The exercise =
Please transcribe the listing below in full and word for word, without its pictures.

---- Entries shown

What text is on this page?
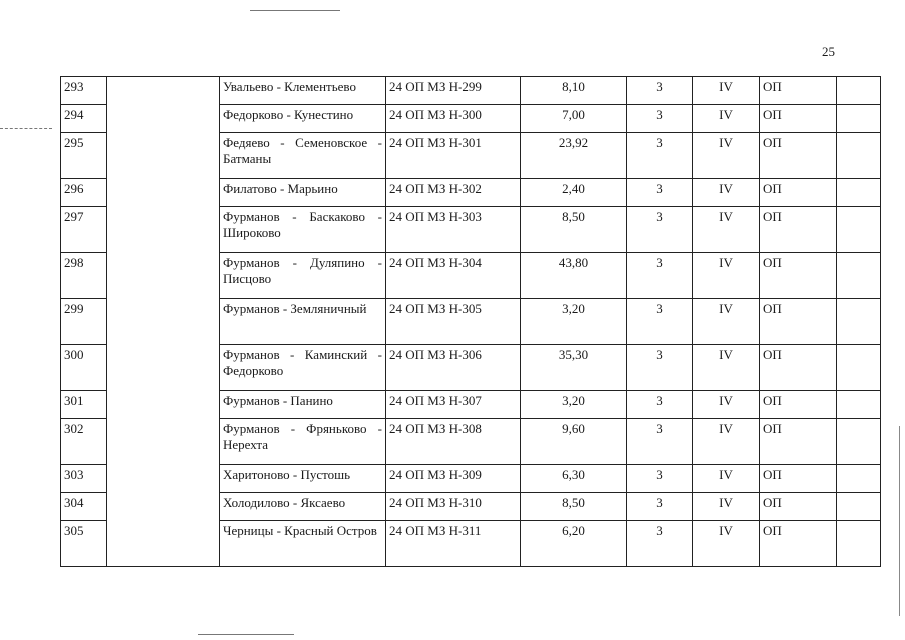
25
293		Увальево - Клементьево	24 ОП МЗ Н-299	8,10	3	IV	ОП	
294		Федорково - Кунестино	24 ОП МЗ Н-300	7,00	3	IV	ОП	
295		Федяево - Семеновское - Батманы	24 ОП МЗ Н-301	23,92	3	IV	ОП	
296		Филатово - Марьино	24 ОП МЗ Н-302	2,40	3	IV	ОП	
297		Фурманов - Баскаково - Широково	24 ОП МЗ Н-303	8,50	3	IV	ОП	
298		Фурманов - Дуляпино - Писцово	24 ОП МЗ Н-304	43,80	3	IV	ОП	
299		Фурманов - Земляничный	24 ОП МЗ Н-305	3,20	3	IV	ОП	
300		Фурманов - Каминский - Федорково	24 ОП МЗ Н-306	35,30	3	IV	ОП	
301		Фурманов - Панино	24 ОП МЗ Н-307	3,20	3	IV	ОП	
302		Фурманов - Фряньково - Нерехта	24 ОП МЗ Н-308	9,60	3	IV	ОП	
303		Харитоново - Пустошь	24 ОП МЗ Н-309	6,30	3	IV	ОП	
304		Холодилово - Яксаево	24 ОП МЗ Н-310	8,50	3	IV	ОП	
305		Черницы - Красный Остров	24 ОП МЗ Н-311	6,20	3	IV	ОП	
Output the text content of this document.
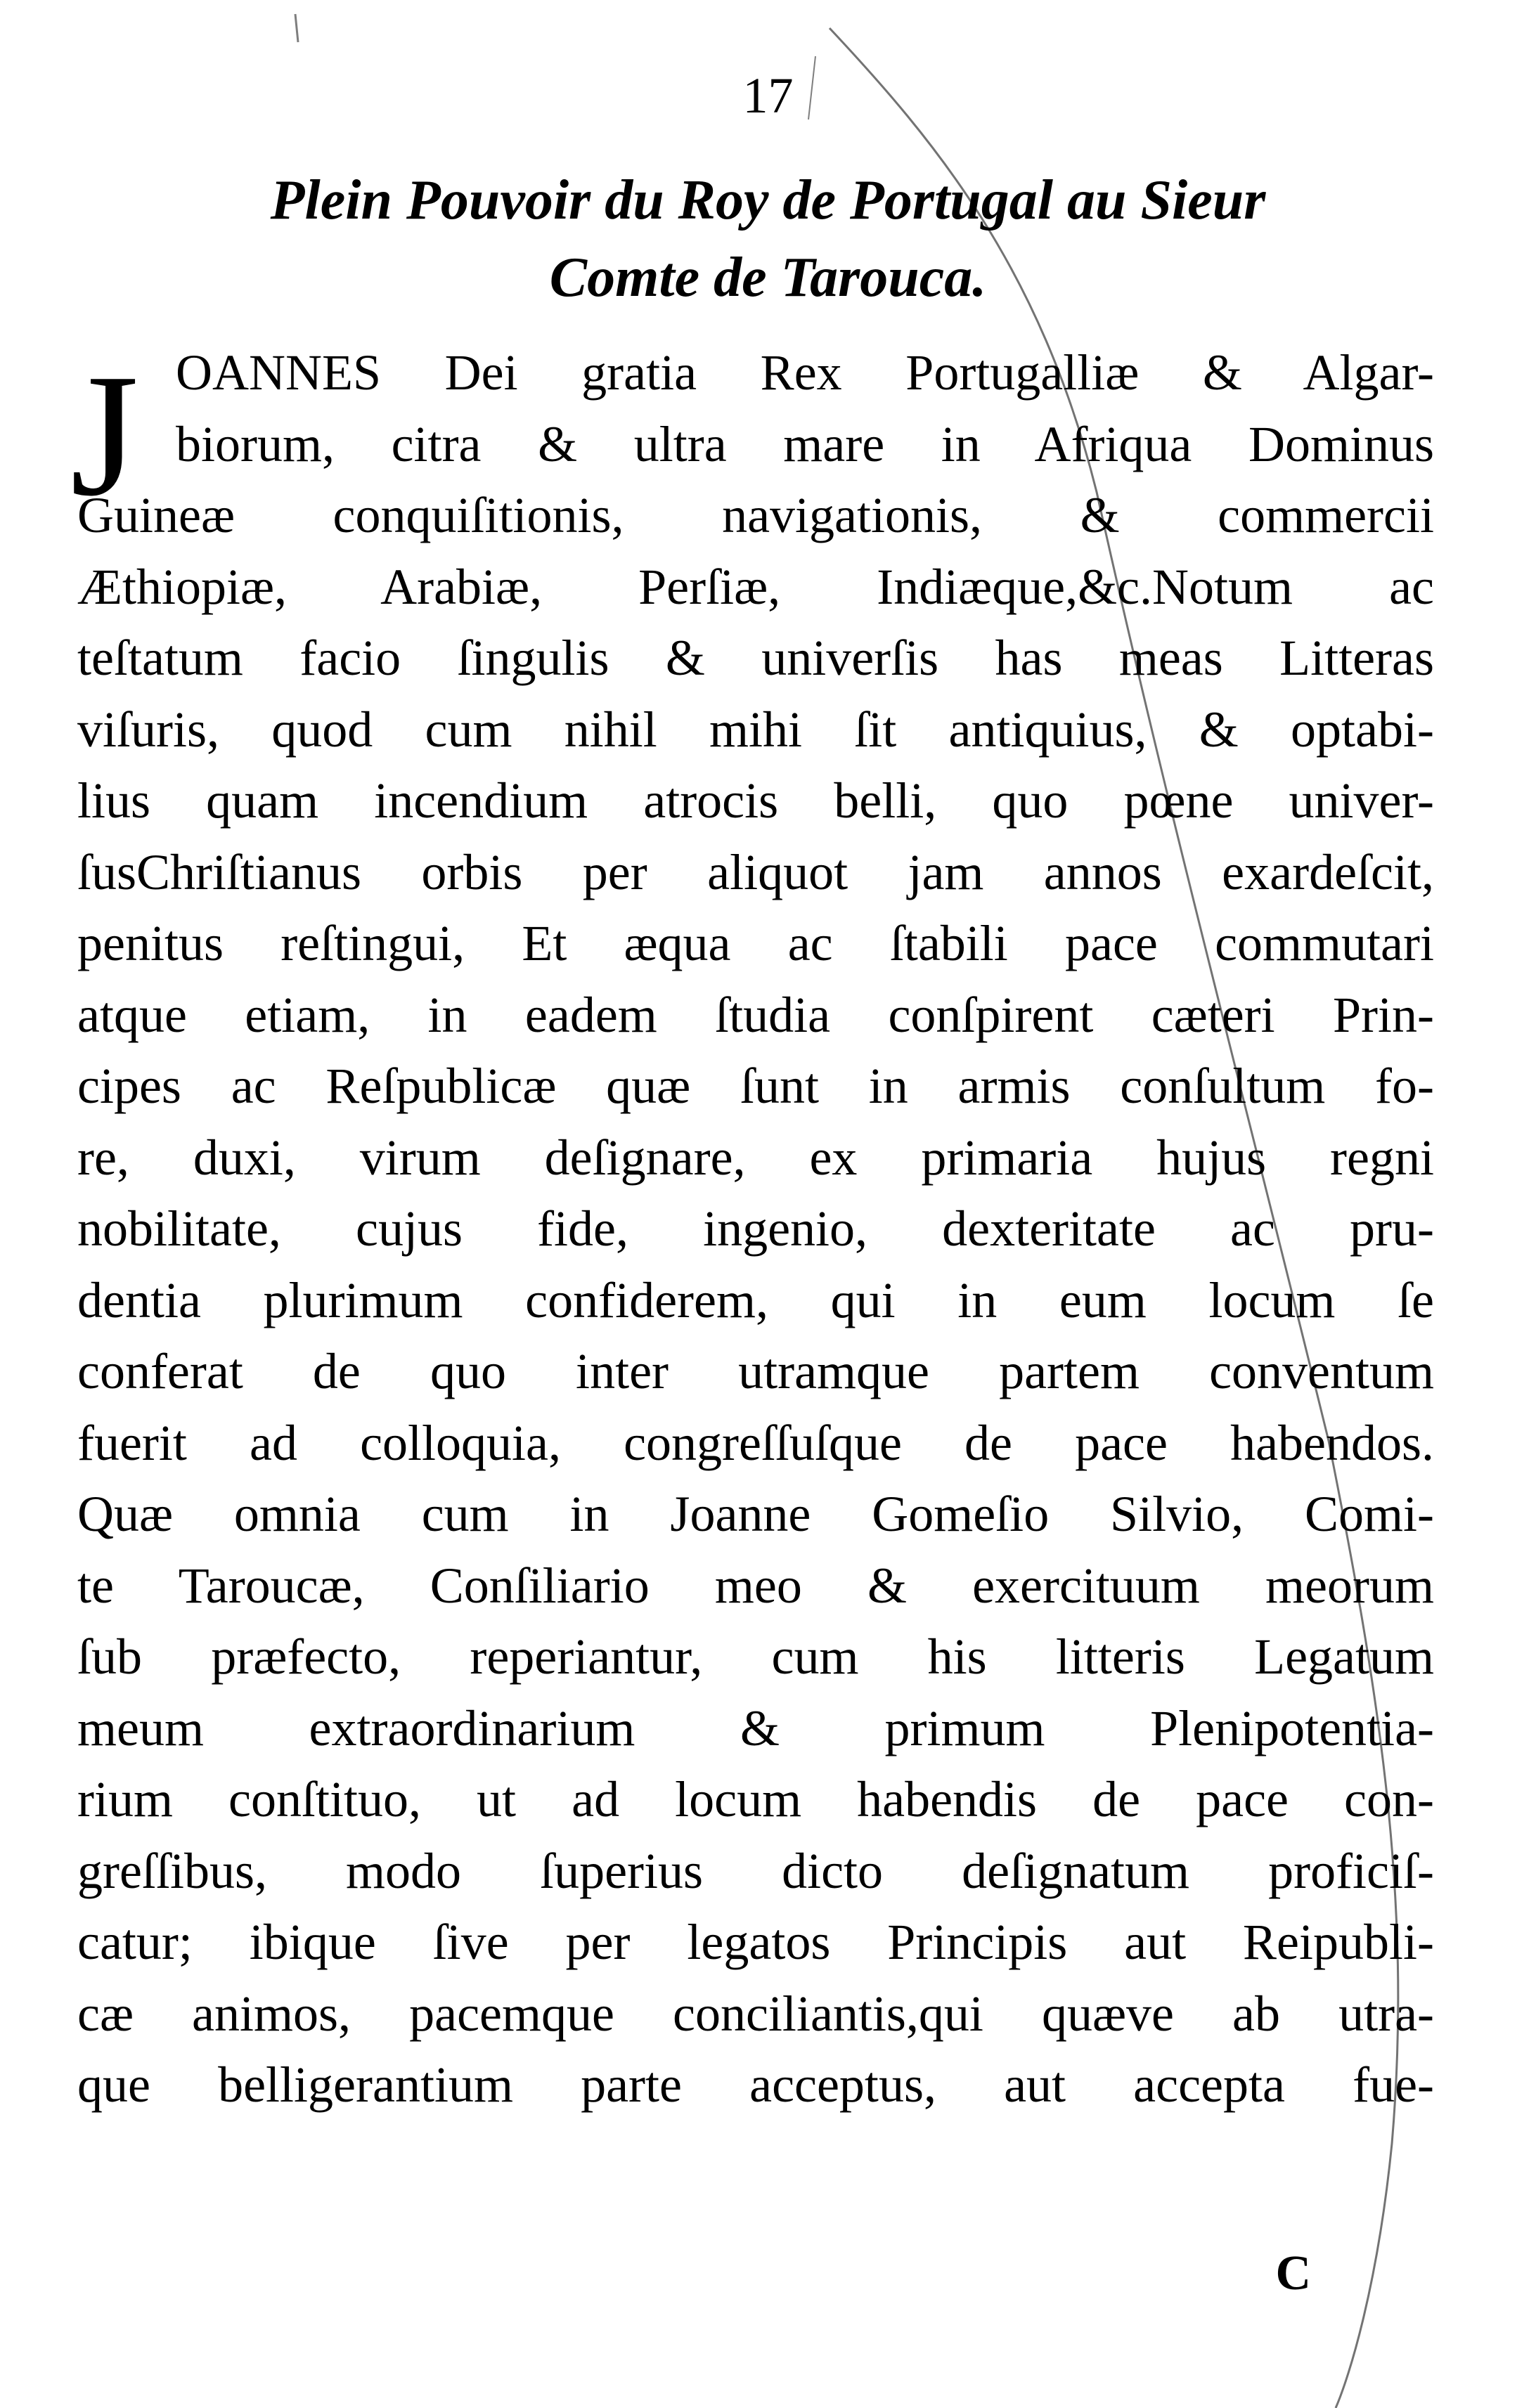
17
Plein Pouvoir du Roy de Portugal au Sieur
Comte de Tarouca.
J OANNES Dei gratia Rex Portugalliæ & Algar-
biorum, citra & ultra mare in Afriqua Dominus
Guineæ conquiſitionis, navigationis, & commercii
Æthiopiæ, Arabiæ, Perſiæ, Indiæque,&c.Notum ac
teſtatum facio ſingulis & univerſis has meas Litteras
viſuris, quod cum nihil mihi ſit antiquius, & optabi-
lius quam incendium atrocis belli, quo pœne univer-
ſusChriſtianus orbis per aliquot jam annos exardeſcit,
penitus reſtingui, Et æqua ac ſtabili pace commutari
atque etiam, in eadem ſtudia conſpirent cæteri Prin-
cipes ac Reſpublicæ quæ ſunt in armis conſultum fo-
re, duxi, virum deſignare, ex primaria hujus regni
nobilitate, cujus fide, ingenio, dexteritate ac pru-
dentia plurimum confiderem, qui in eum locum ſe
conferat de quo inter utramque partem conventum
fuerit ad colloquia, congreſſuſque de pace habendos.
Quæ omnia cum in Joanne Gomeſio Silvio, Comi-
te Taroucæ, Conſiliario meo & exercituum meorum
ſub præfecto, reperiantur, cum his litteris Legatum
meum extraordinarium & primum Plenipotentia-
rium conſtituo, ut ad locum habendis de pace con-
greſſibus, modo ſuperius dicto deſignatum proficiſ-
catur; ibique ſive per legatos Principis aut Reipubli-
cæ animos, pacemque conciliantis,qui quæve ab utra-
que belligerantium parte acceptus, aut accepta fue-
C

--------

Expected answer =
What text is on this page?
25
293		Увальево - Клементьево	24 ОП МЗ Н-299	8,10	3	IV	ОП	
294		Федорково - Кунестино	24 ОП МЗ Н-300	7,00	3	IV	ОП	
295		Федяево - Семеновское - Батманы	24 ОП МЗ Н-301	23,92	3	IV	ОП	
296		Филатово - Марьино	24 ОП МЗ Н-302	2,40	3	IV	ОП	
297		Фурманов - Баскаково - Широково	24 ОП МЗ Н-303	8,50	3	IV	ОП	
298		Фурманов - Дуляпино - Писцово	24 ОП МЗ Н-304	43,80	3	IV	ОП	
299		Фурманов - Земляничный	24 ОП МЗ Н-305	3,20	3	IV	ОП	
300		Фурманов - Каминский - Федорково	24 ОП МЗ Н-306	35,30	3	IV	ОП	
301		Фурманов - Панино	24 ОП МЗ Н-307	3,20	3	IV	ОП	
302		Фурманов - Фряньково - Нерехта	24 ОП МЗ Н-308	9,60	3	IV	ОП	
303		Харитоново - Пустошь	24 ОП МЗ Н-309	6,30	3	IV	ОП	
304		Холодилово - Яксаево	24 ОП МЗ Н-310	8,50	3	IV	ОП	
305		Черницы - Красный Остров	24 ОП МЗ Н-311	6,20	3	IV	ОП	
Output the text content of this document.
17
Plein Pouvoir du Roy de Portugal au Sieur
Comte de Tarouca.
J OANNES Dei gratia Rex Portugalliæ & Algar-
biorum, citra & ultra mare in Afriqua Dominus
Guineæ conquiſitionis, navigationis, & commercii
Æthiopiæ, Arabiæ, Perſiæ, Indiæque,&c.Notum ac
teſtatum facio ſingulis & univerſis has meas Litteras
viſuris, quod cum nihil mihi ſit antiquius, & optabi-
lius quam incendium atrocis belli, quo pœne univer-
ſusChriſtianus orbis per aliquot jam annos exardeſcit,
penitus reſtingui, Et æqua ac ſtabili pace commutari
atque etiam, in eadem ſtudia conſpirent cæteri Prin-
cipes ac Reſpublicæ quæ ſunt in armis conſultum fo-
re, duxi, virum deſignare, ex primaria hujus regni
nobilitate, cujus fide, ingenio, dexteritate ac pru-
dentia plurimum confiderem, qui in eum locum ſe
conferat de quo inter utramque partem conventum
fuerit ad colloquia, congreſſuſque de pace habendos.
Quæ omnia cum in Joanne Gomeſio Silvio, Comi-
te Taroucæ, Conſiliario meo & exercituum meorum
ſub præfecto, reperiantur, cum his litteris Legatum
meum extraordinarium & primum Plenipotentia-
rium conſtituo, ut ad locum habendis de pace con-
greſſibus, modo ſuperius dicto deſignatum proficiſ-
catur; ibique ſive per legatos Principis aut Reipubli-
cæ animos, pacemque conciliantis,qui quæve ab utra-
que belligerantium parte acceptus, aut accepta fue-
C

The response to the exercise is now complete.